• **Data for processing**
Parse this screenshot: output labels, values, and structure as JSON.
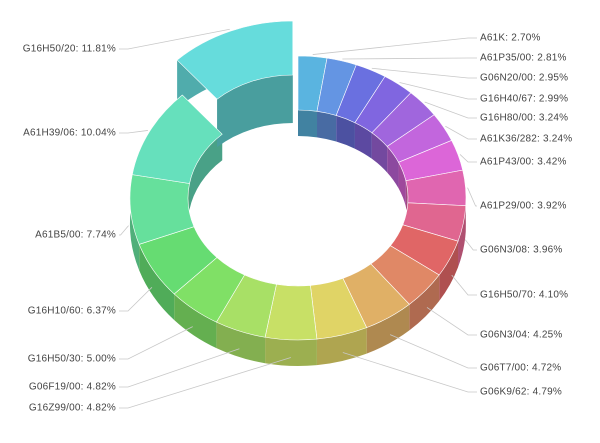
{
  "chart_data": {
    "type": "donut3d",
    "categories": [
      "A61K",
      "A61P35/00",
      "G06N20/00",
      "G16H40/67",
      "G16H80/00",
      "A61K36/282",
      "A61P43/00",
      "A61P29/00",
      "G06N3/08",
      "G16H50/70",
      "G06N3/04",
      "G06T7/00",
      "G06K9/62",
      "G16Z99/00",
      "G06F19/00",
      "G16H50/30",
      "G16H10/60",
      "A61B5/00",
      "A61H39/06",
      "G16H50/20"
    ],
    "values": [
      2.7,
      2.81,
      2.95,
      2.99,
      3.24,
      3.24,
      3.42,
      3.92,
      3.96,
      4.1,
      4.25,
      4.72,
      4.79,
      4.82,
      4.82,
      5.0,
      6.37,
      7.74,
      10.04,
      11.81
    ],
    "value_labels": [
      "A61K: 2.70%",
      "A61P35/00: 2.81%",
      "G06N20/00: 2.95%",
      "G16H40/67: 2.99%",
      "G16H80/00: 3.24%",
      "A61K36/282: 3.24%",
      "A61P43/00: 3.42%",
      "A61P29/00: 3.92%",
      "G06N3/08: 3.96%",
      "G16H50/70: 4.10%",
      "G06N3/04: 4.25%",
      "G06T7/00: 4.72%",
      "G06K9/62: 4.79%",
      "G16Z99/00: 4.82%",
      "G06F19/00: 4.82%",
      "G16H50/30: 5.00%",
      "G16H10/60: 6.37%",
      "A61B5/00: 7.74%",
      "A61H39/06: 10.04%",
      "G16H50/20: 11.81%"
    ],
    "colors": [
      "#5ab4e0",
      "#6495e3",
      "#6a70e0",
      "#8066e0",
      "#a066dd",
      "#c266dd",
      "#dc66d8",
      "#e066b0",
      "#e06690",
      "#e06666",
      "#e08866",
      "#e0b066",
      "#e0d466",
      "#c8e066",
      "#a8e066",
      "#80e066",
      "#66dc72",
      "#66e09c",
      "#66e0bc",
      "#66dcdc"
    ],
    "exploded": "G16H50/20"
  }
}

• **Task brief**
Above are records to transcribe exactly; leave their pictures out.

• **The output**
Parse this screenshot: output labels, values, and structure as JSON.
{
  "chart_data": {
    "type": "donut3d",
    "categories": [
      "A61K",
      "A61P35/00",
      "G06N20/00",
      "G16H40/67",
      "G16H80/00",
      "A61K36/282",
      "A61P43/00",
      "A61P29/00",
      "G06N3/08",
      "G16H50/70",
      "G06N3/04",
      "G06T7/00",
      "G06K9/62",
      "G16Z99/00",
      "G06F19/00",
      "G16H50/30",
      "G16H10/60",
      "A61B5/00",
      "A61H39/06",
      "G16H50/20"
    ],
    "values": [
      2.7,
      2.81,
      2.95,
      2.99,
      3.24,
      3.24,
      3.42,
      3.92,
      3.96,
      4.1,
      4.25,
      4.72,
      4.79,
      4.82,
      4.82,
      5.0,
      6.37,
      7.74,
      10.04,
      11.81
    ],
    "value_labels": [
      "A61K: 2.70%",
      "A61P35/00: 2.81%",
      "G06N20/00: 2.95%",
      "G16H40/67: 2.99%",
      "G16H80/00: 3.24%",
      "A61K36/282: 3.24%",
      "A61P43/00: 3.42%",
      "A61P29/00: 3.92%",
      "G06N3/08: 3.96%",
      "G16H50/70: 4.10%",
      "G06N3/04: 4.25%",
      "G06T7/00: 4.72%",
      "G06K9/62: 4.79%",
      "G16Z99/00: 4.82%",
      "G06F19/00: 4.82%",
      "G16H50/30: 5.00%",
      "G16H10/60: 6.37%",
      "A61B5/00: 7.74%",
      "A61H39/06: 10.04%",
      "G16H50/20: 11.81%"
    ],
    "colors": [
      "#5ab4e0",
      "#6495e3",
      "#6a70e0",
      "#8066e0",
      "#a066dd",
      "#c266dd",
      "#dc66d8",
      "#e066b0",
      "#e06690",
      "#e06666",
      "#e08866",
      "#e0b066",
      "#e0d466",
      "#c8e066",
      "#a8e066",
      "#80e066",
      "#66dc72",
      "#66e09c",
      "#66e0bc",
      "#66dcdc"
    ],
    "exploded": "G16H50/20"
  }
}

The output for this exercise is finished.